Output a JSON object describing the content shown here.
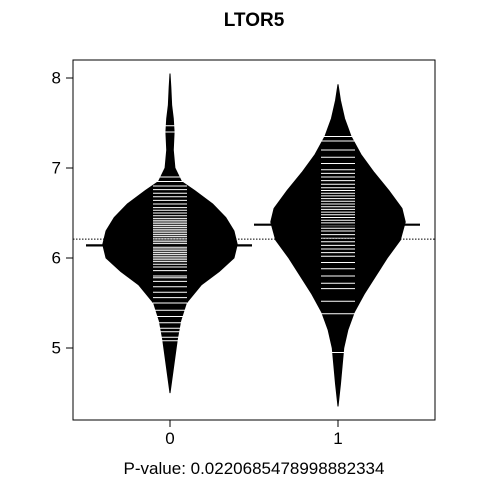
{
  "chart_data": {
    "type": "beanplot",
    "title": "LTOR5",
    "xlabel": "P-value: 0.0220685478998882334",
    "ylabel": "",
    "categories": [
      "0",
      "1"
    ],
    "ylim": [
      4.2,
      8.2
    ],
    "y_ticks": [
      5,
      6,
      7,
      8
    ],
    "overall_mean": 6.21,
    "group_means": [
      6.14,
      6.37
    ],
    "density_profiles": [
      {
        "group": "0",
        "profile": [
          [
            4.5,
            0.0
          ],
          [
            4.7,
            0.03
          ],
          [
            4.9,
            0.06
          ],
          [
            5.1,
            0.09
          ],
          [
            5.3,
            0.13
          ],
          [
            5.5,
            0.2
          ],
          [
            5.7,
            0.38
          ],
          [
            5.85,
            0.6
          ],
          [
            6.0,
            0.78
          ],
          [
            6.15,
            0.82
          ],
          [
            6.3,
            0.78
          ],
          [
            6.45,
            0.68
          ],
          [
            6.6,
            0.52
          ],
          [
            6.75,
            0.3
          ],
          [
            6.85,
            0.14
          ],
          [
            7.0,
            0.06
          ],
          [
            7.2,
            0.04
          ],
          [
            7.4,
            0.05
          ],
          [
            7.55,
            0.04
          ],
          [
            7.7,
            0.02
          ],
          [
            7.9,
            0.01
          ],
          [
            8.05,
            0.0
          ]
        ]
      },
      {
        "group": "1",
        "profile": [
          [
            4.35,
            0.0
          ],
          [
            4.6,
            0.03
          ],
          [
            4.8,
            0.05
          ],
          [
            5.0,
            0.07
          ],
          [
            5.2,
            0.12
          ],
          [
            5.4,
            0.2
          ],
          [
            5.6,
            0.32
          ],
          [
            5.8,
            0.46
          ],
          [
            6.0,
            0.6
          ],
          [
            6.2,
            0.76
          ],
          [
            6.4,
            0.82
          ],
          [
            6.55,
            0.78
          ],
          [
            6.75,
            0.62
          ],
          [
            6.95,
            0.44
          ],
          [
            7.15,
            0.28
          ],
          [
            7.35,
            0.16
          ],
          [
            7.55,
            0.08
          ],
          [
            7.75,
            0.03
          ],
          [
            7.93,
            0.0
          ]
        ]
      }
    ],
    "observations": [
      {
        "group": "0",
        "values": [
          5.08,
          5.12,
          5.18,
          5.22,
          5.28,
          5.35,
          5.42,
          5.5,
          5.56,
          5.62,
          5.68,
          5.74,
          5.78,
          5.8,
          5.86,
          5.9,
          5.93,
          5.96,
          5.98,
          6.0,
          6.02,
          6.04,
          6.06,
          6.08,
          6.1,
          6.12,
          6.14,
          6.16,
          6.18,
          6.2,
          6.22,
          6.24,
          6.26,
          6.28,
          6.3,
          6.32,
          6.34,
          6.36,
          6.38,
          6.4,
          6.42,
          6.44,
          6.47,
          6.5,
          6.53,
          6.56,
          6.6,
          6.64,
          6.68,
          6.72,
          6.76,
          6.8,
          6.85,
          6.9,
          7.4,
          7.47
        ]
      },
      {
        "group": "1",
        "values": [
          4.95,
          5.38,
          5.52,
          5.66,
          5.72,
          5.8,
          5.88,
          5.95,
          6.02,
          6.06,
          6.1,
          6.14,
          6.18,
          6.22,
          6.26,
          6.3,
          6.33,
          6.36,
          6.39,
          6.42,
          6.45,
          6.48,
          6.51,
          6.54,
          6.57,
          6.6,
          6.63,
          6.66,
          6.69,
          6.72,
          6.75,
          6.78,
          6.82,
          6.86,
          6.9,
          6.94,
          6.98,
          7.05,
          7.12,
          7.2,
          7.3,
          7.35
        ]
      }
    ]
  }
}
================================
_EXERCISE_.
Omit the images and transcribe all of the records above word for word.

_TASK RESULT_.
Output a JSON object describing the content shown here.
{
  "chart_data": {
    "type": "beanplot",
    "title": "LTOR5",
    "xlabel": "P-value: 0.0220685478998882334",
    "ylabel": "",
    "categories": [
      "0",
      "1"
    ],
    "ylim": [
      4.2,
      8.2
    ],
    "y_ticks": [
      5,
      6,
      7,
      8
    ],
    "overall_mean": 6.21,
    "group_means": [
      6.14,
      6.37
    ],
    "density_profiles": [
      {
        "group": "0",
        "profile": [
          [
            4.5,
            0.0
          ],
          [
            4.7,
            0.03
          ],
          [
            4.9,
            0.06
          ],
          [
            5.1,
            0.09
          ],
          [
            5.3,
            0.13
          ],
          [
            5.5,
            0.2
          ],
          [
            5.7,
            0.38
          ],
          [
            5.85,
            0.6
          ],
          [
            6.0,
            0.78
          ],
          [
            6.15,
            0.82
          ],
          [
            6.3,
            0.78
          ],
          [
            6.45,
            0.68
          ],
          [
            6.6,
            0.52
          ],
          [
            6.75,
            0.3
          ],
          [
            6.85,
            0.14
          ],
          [
            7.0,
            0.06
          ],
          [
            7.2,
            0.04
          ],
          [
            7.4,
            0.05
          ],
          [
            7.55,
            0.04
          ],
          [
            7.7,
            0.02
          ],
          [
            7.9,
            0.01
          ],
          [
            8.05,
            0.0
          ]
        ]
      },
      {
        "group": "1",
        "profile": [
          [
            4.35,
            0.0
          ],
          [
            4.6,
            0.03
          ],
          [
            4.8,
            0.05
          ],
          [
            5.0,
            0.07
          ],
          [
            5.2,
            0.12
          ],
          [
            5.4,
            0.2
          ],
          [
            5.6,
            0.32
          ],
          [
            5.8,
            0.46
          ],
          [
            6.0,
            0.6
          ],
          [
            6.2,
            0.76
          ],
          [
            6.4,
            0.82
          ],
          [
            6.55,
            0.78
          ],
          [
            6.75,
            0.62
          ],
          [
            6.95,
            0.44
          ],
          [
            7.15,
            0.28
          ],
          [
            7.35,
            0.16
          ],
          [
            7.55,
            0.08
          ],
          [
            7.75,
            0.03
          ],
          [
            7.93,
            0.0
          ]
        ]
      }
    ],
    "observations": [
      {
        "group": "0",
        "values": [
          5.08,
          5.12,
          5.18,
          5.22,
          5.28,
          5.35,
          5.42,
          5.5,
          5.56,
          5.62,
          5.68,
          5.74,
          5.78,
          5.8,
          5.86,
          5.9,
          5.93,
          5.96,
          5.98,
          6.0,
          6.02,
          6.04,
          6.06,
          6.08,
          6.1,
          6.12,
          6.14,
          6.16,
          6.18,
          6.2,
          6.22,
          6.24,
          6.26,
          6.28,
          6.3,
          6.32,
          6.34,
          6.36,
          6.38,
          6.4,
          6.42,
          6.44,
          6.47,
          6.5,
          6.53,
          6.56,
          6.6,
          6.64,
          6.68,
          6.72,
          6.76,
          6.8,
          6.85,
          6.9,
          7.4,
          7.47
        ]
      },
      {
        "group": "1",
        "values": [
          4.95,
          5.38,
          5.52,
          5.66,
          5.72,
          5.8,
          5.88,
          5.95,
          6.02,
          6.06,
          6.1,
          6.14,
          6.18,
          6.22,
          6.26,
          6.3,
          6.33,
          6.36,
          6.39,
          6.42,
          6.45,
          6.48,
          6.51,
          6.54,
          6.57,
          6.6,
          6.63,
          6.66,
          6.69,
          6.72,
          6.75,
          6.78,
          6.82,
          6.86,
          6.9,
          6.94,
          6.98,
          7.05,
          7.12,
          7.2,
          7.3,
          7.35
        ]
      }
    ]
  }
}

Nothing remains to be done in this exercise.